» Text shown
..............................
How Adobe Super Resolution Works (and Doesn’t) for Smartphone Photos
When Adobe first unveiled Super Resolution, it gave photos a chance to increase in size without losing any quality, but it wasn’t clear whether that kind of magic extended to the trove of images on people’s smartphones.
The short answer is that Adobe admits it optimized and designed Super Resolution with RAW files in mind, but also “trained” it to deal with already rendered files, including those processed by the devices everyone carries with them. Like cameras, smartphones have increased in megapixels over the years, and in some cases, been equipped with larger image sensors. But there’s often a wall when it comes to doing more with a photo from a phone. It’s easy enough to post it on social media, where smaller displays can hide some of the imperfections. Blowing it up to print, on the other hand, can reveal all.
Phones always default to capturing still photos in JPEG or HEIC (for iPhones), and with growing megapixel counts, they could theoretically be large enough to print or display on larger screens. Except for the largest image sensors on phones today aren’t the same as full-frame or APS-C sensors on regular cameras, even going back to over a decade ago.
Also read: Adobe Photoshop’s ‘Super Resolution’ Made My Jaw Hit the Floor
Phone manufacturers have turned to software to augment images, utilizing behind-the-scenes tools like HDR, sharpening, and color grading, among others, to render the images people preview right after they shoot them. Adobe feels Super Resolution can do right by those images, and PetaPixel spoke with two of the company’s engineers to get more insight into how that might actually happen.
..............................
» Recorded information

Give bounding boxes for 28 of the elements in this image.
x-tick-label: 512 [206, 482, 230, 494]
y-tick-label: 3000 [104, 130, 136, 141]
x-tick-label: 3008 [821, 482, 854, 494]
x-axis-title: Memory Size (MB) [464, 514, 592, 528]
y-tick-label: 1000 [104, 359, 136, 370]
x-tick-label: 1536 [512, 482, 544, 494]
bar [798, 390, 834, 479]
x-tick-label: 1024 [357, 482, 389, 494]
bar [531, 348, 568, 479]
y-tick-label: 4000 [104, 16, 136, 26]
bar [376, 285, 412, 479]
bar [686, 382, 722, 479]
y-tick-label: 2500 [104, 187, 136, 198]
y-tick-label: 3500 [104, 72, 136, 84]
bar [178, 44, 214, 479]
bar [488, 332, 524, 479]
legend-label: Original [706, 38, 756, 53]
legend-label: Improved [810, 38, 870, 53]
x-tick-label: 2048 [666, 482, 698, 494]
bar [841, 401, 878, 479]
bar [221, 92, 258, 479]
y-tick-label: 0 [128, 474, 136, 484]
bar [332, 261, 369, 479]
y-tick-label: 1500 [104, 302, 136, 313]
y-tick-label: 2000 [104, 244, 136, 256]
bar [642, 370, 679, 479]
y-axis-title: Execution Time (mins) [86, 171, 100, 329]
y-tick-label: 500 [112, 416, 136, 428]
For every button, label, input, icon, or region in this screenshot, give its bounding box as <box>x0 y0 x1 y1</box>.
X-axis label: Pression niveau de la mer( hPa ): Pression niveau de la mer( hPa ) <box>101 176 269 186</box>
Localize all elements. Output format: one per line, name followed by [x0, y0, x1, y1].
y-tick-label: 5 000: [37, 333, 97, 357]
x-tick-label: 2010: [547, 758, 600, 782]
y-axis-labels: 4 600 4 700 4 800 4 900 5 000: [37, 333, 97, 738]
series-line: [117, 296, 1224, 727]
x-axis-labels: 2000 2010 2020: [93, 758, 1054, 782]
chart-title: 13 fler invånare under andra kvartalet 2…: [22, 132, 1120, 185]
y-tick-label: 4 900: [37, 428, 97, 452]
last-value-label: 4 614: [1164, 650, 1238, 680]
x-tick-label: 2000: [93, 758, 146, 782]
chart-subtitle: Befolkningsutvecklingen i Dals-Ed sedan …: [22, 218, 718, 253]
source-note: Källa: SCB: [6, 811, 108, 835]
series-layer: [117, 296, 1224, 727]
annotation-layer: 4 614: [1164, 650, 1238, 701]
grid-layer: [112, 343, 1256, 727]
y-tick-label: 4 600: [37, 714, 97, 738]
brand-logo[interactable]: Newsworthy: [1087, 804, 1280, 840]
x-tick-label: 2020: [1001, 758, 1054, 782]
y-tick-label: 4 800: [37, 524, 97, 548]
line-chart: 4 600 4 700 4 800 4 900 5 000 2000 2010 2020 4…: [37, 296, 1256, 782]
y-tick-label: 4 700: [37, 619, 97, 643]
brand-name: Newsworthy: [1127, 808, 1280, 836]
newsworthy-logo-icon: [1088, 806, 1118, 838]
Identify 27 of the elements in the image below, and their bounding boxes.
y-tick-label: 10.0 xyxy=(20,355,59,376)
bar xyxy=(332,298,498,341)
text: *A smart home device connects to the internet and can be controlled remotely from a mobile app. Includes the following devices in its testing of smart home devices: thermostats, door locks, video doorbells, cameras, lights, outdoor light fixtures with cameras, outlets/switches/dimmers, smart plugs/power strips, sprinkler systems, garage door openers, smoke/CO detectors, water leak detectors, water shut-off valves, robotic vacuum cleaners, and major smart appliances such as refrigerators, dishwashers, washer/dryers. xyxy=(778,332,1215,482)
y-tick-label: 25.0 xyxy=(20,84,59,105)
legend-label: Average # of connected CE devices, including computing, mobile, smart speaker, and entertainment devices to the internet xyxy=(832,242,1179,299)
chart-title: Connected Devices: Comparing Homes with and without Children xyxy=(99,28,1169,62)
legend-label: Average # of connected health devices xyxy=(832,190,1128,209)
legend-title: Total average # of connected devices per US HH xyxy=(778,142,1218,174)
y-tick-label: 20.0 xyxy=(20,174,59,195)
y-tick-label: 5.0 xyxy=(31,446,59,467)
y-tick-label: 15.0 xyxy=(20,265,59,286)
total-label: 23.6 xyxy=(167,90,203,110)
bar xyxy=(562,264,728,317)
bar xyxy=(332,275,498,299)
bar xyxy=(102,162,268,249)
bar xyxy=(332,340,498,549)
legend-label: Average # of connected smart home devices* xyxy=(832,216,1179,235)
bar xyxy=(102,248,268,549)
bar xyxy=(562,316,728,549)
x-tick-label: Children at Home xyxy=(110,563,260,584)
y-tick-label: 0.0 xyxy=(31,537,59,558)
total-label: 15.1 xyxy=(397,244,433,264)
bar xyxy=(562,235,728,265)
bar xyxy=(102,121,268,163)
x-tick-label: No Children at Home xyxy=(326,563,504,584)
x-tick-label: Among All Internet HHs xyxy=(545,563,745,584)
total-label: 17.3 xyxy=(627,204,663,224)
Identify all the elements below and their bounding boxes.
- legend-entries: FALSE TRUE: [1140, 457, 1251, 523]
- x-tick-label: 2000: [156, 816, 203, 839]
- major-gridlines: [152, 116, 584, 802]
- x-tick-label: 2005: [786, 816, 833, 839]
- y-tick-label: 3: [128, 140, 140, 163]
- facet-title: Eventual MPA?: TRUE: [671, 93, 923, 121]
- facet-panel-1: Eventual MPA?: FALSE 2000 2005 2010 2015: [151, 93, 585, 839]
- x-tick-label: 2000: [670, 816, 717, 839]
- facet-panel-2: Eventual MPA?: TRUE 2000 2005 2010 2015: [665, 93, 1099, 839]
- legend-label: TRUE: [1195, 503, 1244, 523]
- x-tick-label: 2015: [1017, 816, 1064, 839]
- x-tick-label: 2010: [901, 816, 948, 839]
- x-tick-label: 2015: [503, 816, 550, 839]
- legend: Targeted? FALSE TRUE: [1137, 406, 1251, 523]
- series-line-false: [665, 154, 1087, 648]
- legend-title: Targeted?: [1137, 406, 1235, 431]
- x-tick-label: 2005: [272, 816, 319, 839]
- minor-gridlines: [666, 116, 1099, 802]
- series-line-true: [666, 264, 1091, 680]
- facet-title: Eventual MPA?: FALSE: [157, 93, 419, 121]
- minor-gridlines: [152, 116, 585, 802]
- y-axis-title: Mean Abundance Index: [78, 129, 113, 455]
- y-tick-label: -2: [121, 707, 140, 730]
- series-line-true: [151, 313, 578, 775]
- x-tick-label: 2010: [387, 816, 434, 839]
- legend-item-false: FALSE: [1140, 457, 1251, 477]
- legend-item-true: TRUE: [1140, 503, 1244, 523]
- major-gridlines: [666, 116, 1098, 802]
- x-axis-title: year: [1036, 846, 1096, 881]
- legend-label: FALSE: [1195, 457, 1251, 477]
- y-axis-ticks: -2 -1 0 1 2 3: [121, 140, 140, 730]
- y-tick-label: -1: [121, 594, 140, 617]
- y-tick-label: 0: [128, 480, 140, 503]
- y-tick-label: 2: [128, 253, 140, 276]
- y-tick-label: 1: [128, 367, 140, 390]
..............................
» Tasks and exercises
• 1. Copy the entries word for word, starting at their first line and ending with the line that contains "y-tick-label: 2500 [104, 187, 136, 198]".
• 2. Continue the article about Adobe Super Resolution and smartphone photos from the point where it stops.

» Answers per task
• 1.
Give bounding boxes for 28 of the elements in this image.
x-tick-label: 512 [206, 482, 230, 494]
y-tick-label: 3000 [104, 130, 136, 141]
x-tick-label: 3008 [821, 482, 854, 494]
x-axis-title: Memory Size (MB) [464, 514, 592, 528]
y-tick-label: 1000 [104, 359, 136, 370]
x-tick-label: 1536 [512, 482, 544, 494]
bar [798, 390, 834, 479]
x-tick-label: 1024 [357, 482, 389, 494]
bar [531, 348, 568, 479]
y-tick-label: 4000 [104, 16, 136, 26]
bar [376, 285, 412, 479]
bar [686, 382, 722, 479]
y-tick-label: 2500 [104, 187, 136, 198]

• 2.
Parsing Pixels
Eric Chan, Senior Principal Scientist, Digital Imaging at Adobe, covers many of the technical details of how the technology works in a blog post, though doesn’t specify how that might apply to smartphones.
“We’ve certainly trained our models on a lot of image content that has come from sensors of different sizes, so it covers things from the really small pixels you would find in a normal smartphone,” says Chan in an interview. “That said, if you apply Super Resolution to a high-quality DSLR file, and then apply it to a smartphone image, both will improve, but you shouldn’t expect the improvements to be exactly the same. It’s kind of proportional to the quality of the source.”
There are a number of reasons for that. Smartphones will sometimes apply aggressive noise reduction, particularly in low-light conditions, which can smear or soften elements. Adobe’s technology wouldn’t be able to recover the detail underneath, especially if there was texture to the subject in question. Clothing might look more like a solid color than detailed fabric, even after applying the additional resolution to it. The same would be true of, say, clouds in a night sky, or texture in rocks, for instance.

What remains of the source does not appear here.